[Stored records]
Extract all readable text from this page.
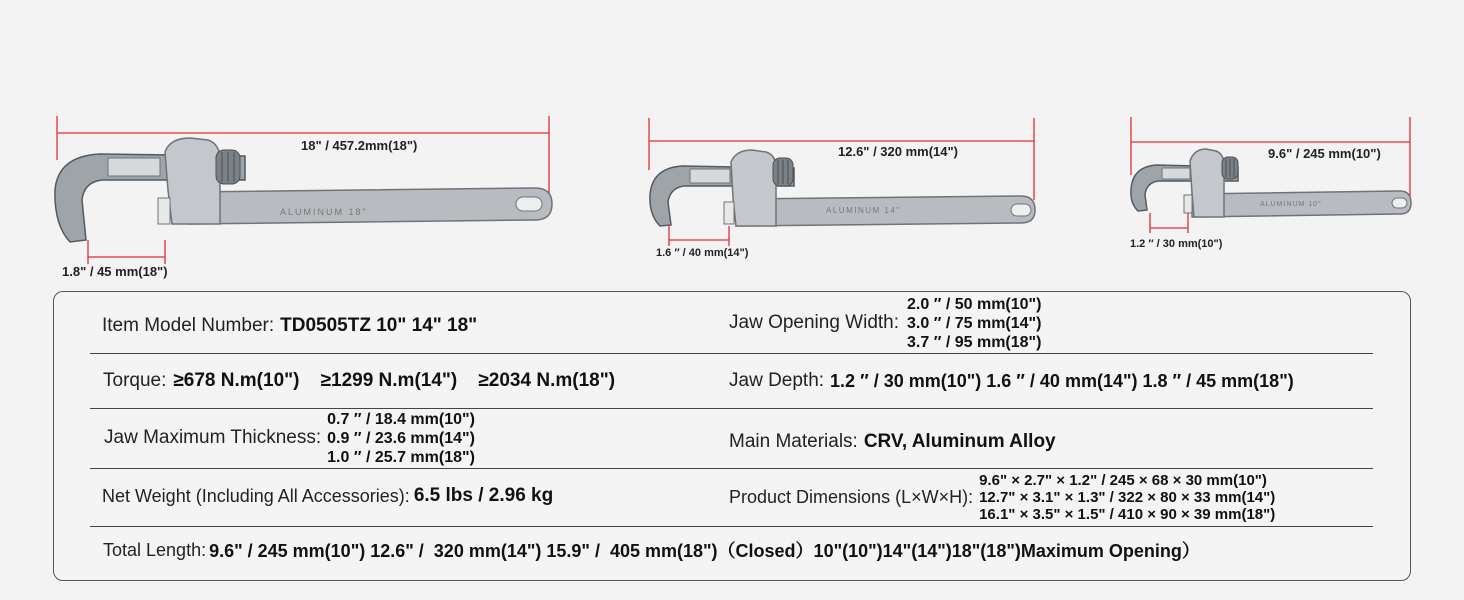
ALUMINUM 18"
18" / 457.2mm(18")
1.8" / 45 mm(18")
ALUMINUM 14"
12.6" / 320 mm(14")
1.6 ″ / 40 mm(14")
ALUMINUM 10"
9.6" / 245 mm(10")
1.2 ″ / 30 mm(10")
Item Model Number: TD0505TZ 10" 14" 18"	Jaw Opening Width:
2.0 ″ / 50 mm(10")
3.0 ″ / 75 mm(14")
3.7 ″ / 95 mm(18")
Torque: ≥678 N.m(10")    ≥1299 N.m(14")    ≥2034 N.m(18")	Jaw Depth: 1.2 ″ / 30 mm(10") 1.6 ″ / 40 mm(14") 1.8 ″ / 45 mm(18")
Jaw Maximum Thickness:
0.7 ″ / 18.4 mm(10")
0.9 ″ / 23.6 mm(14")
1.0 ″ / 25.7 mm(18")
Main Materials: CRV, Aluminum Alloy
Net Weight (Including All Accessories): 6.5 lbs / 2.96 kg	Product Dimensions (L×W×H):
9.6" × 2.7" × 1.2" / 245 × 68 × 30 mm(10")
12.7" × 3.1" × 1.3" / 322 × 80 × 33 mm(14")
16.1" × 3.5" × 1.5" / 410 × 90 × 39 mm(18")
Total Length: 9.6" / 245 mm(10") 12.6" /  320 mm(14") 15.9" /  405 mm(18")（Closed）10"(10")14"(14")18"(18")Maximum Opening）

_Exercise:_ Exclude the pictures and transcribe all of the entries exactly.

_Written solution:_
Extract all readable text from this page.
ALUMINUM 18"
18" / 457.2mm(18")
1.8" / 45 mm(18")
ALUMINUM 14"
12.6" / 320 mm(14")
1.6 ″ / 40 mm(14")
ALUMINUM 10"
9.6" / 245 mm(10")
1.2 ″ / 30 mm(10")
Item Model Number: TD0505TZ 10" 14" 18"	Jaw Opening Width:
2.0 ″ / 50 mm(10")
3.0 ″ / 75 mm(14")
3.7 ″ / 95 mm(18")
Torque: ≥678 N.m(10")    ≥1299 N.m(14")    ≥2034 N.m(18")	Jaw Depth: 1.2 ″ / 30 mm(10") 1.6 ″ / 40 mm(14") 1.8 ″ / 45 mm(18")
Jaw Maximum Thickness:
0.7 ″ / 18.4 mm(10")
0.9 ″ / 23.6 mm(14")
1.0 ″ / 25.7 mm(18")
Main Materials: CRV, Aluminum Alloy
Net Weight (Including All Accessories): 6.5 lbs / 2.96 kg	Product Dimensions (L×W×H):
9.6" × 2.7" × 1.2" / 245 × 68 × 30 mm(10")
12.7" × 3.1" × 1.3" / 322 × 80 × 33 mm(14")
16.1" × 3.5" × 1.5" / 410 × 90 × 39 mm(18")
Total Length: 9.6" / 245 mm(10") 12.6" /  320 mm(14") 15.9" /  405 mm(18")（Closed）10"(10")14"(14")18"(18")Maximum Opening）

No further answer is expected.